■ **MATERIAL FOR THIS EXERCISE**:
■ ■ ■ ■

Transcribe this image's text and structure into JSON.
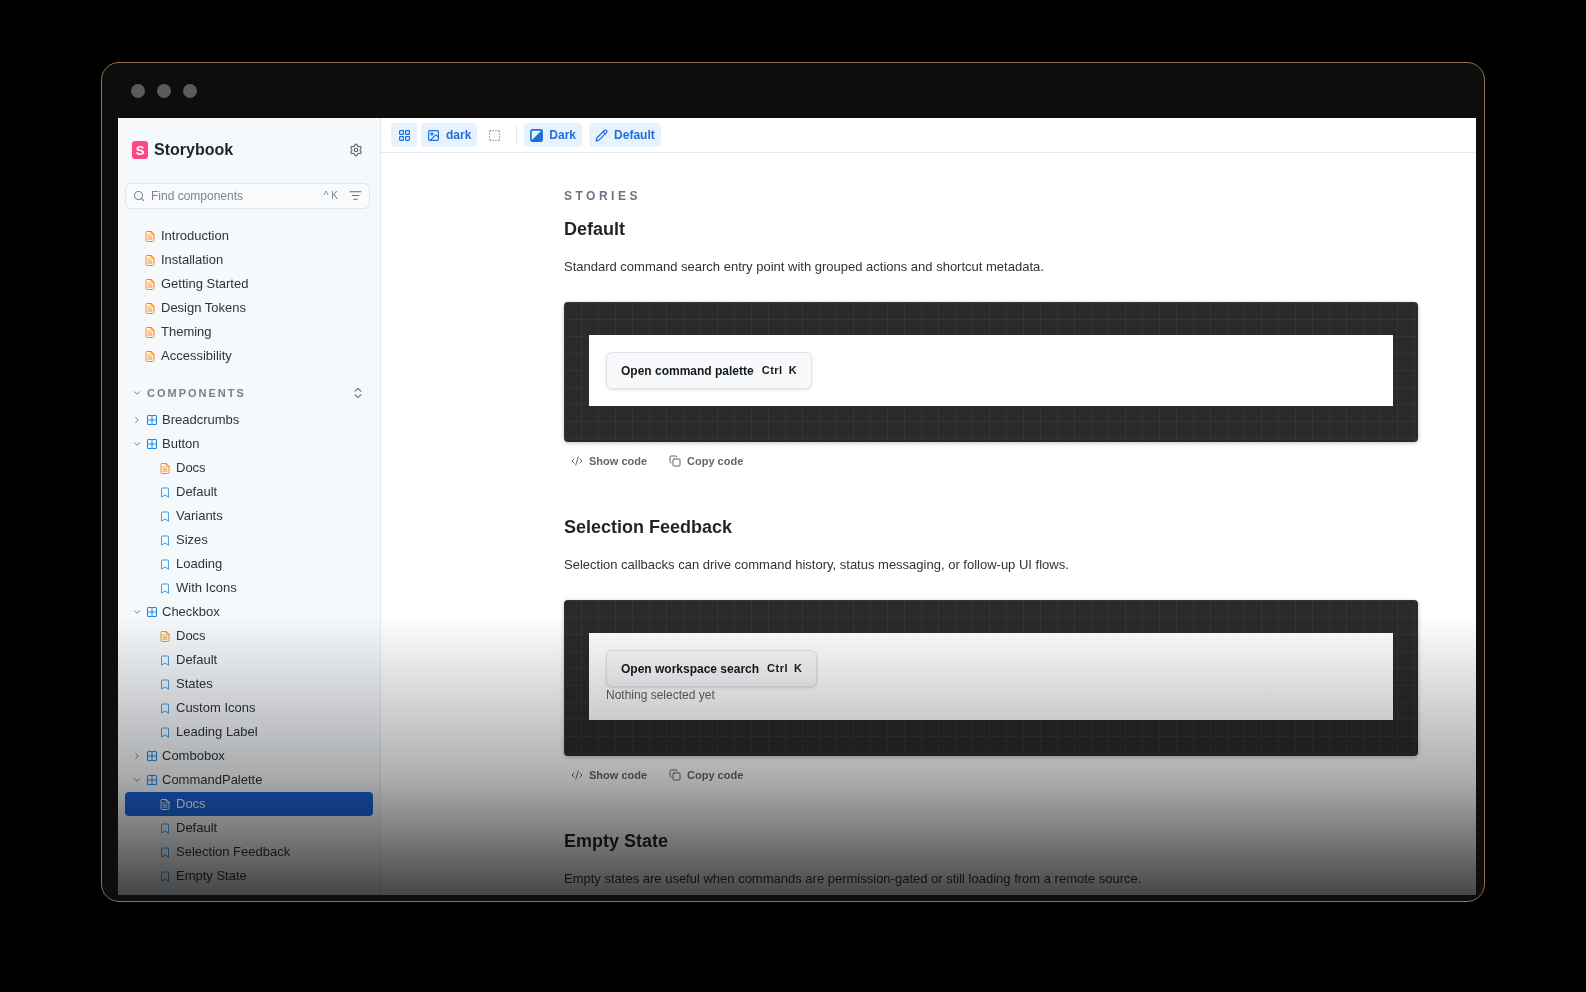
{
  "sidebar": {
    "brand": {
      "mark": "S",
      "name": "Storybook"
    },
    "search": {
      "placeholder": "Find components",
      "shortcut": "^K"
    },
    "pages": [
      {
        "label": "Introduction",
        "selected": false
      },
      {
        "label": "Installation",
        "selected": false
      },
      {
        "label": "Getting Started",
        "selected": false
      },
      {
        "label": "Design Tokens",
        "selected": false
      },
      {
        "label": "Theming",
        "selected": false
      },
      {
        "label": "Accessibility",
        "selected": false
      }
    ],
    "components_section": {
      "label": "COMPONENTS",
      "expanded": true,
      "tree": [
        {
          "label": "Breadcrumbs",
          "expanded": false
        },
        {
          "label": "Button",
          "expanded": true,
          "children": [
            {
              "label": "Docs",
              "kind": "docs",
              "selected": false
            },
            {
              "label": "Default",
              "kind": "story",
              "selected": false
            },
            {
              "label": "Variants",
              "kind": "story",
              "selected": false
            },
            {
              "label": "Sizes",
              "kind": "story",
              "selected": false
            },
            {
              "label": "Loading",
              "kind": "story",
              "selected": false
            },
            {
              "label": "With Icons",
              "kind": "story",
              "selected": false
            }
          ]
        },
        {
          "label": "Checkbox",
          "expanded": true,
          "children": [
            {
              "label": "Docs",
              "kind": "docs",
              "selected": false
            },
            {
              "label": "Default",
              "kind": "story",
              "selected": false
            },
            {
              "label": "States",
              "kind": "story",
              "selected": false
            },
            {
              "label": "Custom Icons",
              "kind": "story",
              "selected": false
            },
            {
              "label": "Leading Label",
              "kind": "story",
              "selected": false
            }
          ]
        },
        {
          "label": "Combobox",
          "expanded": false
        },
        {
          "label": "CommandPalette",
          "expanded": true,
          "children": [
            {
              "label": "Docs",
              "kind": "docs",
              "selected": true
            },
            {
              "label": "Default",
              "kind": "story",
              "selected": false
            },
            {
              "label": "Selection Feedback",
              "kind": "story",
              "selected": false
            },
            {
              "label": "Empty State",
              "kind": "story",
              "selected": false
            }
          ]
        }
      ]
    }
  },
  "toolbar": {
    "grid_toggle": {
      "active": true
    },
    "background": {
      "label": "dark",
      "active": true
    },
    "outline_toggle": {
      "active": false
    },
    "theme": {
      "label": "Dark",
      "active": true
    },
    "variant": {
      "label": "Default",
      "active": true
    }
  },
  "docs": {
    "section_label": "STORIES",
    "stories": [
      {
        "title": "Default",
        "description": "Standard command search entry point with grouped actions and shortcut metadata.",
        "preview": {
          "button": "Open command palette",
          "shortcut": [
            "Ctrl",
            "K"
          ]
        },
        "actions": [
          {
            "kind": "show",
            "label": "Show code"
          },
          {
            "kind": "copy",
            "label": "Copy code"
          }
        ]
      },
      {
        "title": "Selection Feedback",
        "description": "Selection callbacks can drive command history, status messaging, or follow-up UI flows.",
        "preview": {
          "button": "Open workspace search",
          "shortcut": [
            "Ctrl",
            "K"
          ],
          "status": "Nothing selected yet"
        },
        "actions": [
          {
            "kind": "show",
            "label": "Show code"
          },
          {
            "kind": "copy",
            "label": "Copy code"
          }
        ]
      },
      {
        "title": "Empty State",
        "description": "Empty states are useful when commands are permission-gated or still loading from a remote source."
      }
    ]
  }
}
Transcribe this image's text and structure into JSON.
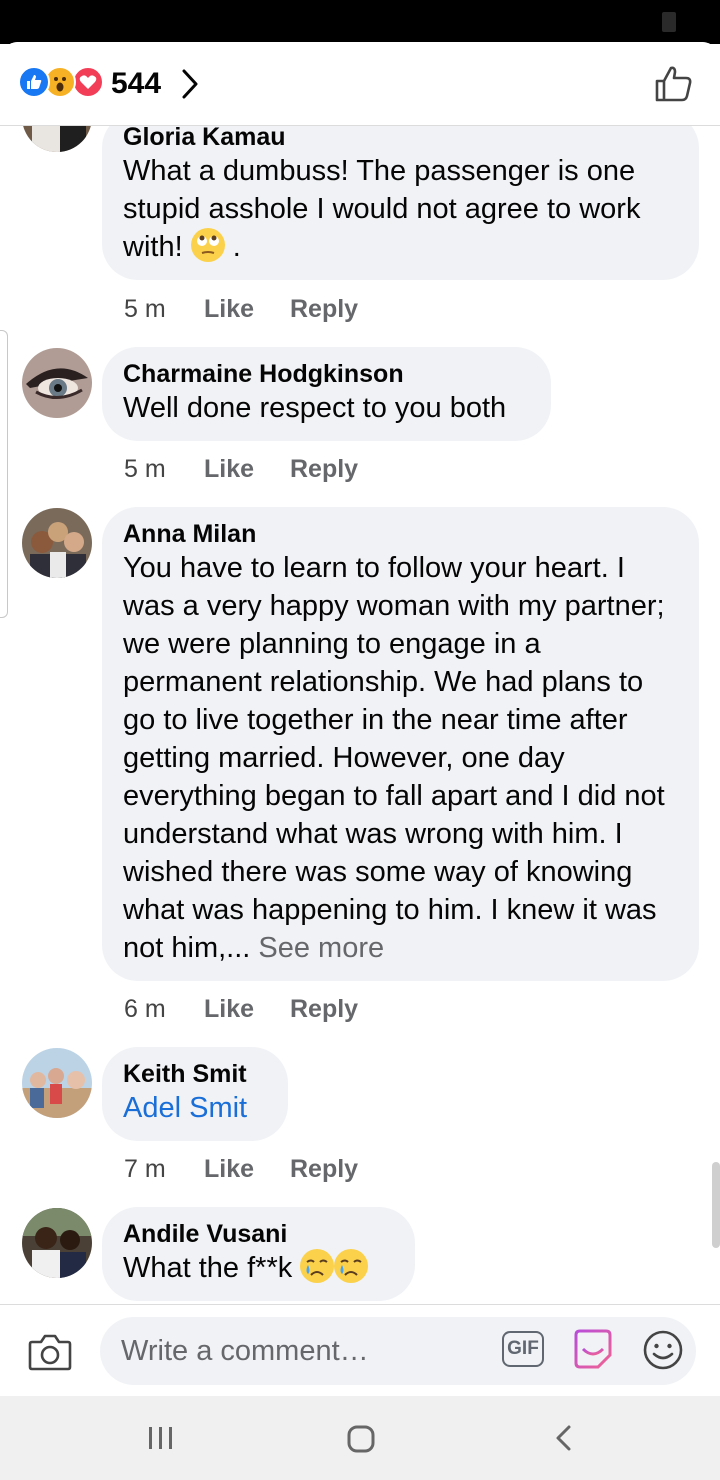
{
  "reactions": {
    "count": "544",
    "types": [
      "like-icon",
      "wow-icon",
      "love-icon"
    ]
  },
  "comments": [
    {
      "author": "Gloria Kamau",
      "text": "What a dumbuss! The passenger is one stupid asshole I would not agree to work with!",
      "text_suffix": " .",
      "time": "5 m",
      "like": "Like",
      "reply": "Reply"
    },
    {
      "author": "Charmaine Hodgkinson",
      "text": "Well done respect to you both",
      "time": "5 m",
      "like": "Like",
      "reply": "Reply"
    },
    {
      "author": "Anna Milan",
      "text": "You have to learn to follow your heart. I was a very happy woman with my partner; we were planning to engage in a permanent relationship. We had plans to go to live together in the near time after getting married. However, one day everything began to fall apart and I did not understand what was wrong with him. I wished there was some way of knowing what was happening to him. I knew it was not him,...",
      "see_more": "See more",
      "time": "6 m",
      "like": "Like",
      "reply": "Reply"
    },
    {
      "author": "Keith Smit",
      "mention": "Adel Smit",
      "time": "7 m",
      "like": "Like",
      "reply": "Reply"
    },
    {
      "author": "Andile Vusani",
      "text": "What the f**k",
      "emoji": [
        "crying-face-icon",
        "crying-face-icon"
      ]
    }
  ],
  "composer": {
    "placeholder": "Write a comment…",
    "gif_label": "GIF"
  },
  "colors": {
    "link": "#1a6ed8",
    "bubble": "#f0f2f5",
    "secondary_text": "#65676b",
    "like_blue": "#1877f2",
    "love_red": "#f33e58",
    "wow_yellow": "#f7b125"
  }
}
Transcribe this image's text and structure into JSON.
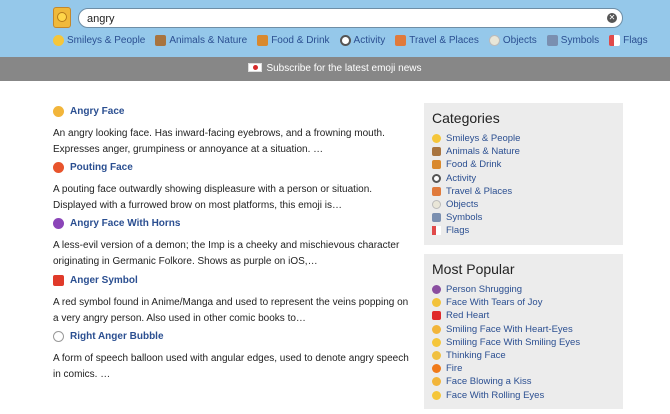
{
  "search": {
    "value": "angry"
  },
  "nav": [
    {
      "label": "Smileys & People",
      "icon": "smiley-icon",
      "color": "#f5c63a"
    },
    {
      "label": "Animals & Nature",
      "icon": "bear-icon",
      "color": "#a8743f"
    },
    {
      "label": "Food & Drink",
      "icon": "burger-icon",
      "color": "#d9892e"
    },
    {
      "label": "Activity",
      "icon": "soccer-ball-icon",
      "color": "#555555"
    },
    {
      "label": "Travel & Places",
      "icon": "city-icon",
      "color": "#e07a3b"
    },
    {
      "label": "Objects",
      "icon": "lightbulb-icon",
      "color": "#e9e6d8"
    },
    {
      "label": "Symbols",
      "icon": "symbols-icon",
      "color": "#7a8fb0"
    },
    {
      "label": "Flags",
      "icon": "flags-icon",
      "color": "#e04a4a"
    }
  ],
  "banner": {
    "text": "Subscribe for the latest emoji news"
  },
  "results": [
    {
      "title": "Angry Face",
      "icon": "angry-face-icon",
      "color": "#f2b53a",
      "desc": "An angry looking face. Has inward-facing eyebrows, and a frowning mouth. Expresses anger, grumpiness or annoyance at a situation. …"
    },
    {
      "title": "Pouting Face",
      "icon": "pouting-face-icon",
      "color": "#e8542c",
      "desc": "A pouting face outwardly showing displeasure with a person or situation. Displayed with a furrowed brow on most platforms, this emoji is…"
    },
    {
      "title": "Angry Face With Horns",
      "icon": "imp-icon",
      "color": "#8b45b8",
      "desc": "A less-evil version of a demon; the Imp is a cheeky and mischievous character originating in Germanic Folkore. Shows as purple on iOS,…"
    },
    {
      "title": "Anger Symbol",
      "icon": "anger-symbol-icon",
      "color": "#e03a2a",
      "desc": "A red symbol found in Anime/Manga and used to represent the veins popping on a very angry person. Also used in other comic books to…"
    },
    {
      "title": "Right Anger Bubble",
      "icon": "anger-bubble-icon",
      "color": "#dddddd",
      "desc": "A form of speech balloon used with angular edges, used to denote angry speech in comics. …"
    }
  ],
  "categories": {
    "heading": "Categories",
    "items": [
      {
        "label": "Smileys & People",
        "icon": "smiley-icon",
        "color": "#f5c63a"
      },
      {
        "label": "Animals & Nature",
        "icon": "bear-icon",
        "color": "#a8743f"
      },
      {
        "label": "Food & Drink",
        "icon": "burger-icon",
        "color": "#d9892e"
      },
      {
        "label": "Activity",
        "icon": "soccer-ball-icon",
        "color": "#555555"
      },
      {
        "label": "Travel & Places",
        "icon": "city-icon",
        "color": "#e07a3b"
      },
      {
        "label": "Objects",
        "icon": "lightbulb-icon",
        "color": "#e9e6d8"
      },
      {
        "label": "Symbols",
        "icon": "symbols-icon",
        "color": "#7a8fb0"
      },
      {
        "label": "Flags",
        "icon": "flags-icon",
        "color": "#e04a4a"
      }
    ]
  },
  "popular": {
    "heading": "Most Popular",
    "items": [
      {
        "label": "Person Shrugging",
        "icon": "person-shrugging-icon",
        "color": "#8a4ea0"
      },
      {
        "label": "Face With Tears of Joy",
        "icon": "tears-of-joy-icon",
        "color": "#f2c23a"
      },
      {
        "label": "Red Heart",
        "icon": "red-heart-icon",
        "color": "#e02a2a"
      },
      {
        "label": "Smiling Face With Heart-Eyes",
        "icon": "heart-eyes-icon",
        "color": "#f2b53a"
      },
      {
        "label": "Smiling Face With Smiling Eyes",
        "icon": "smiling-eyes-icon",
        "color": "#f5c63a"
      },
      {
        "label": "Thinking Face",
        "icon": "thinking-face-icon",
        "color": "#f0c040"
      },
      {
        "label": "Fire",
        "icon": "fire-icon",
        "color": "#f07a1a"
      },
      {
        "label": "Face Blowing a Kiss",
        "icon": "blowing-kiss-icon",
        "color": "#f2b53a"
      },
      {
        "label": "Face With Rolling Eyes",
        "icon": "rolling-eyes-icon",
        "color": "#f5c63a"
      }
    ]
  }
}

■ ■ ■ ■

■ **TASK BRIEF**: Go through the lines above. Select every one that has the string "follow".

■ **SOLUTION TO THE PROBLEM**:
        "description": "Selection callbacks can drive command history, status messaging, or follow-up UI flows.",
      "text": "You have to learn to follow your heart. I was a very happy woman with my partner; we were planning to engage in a permanent relationship. We had plans to go to live together in the near time after getting married. However, one day everything began to fall apart and I did not understand what was wrong with him. I wished there was some way of knowing what was happening to him. I knew it was not him,...",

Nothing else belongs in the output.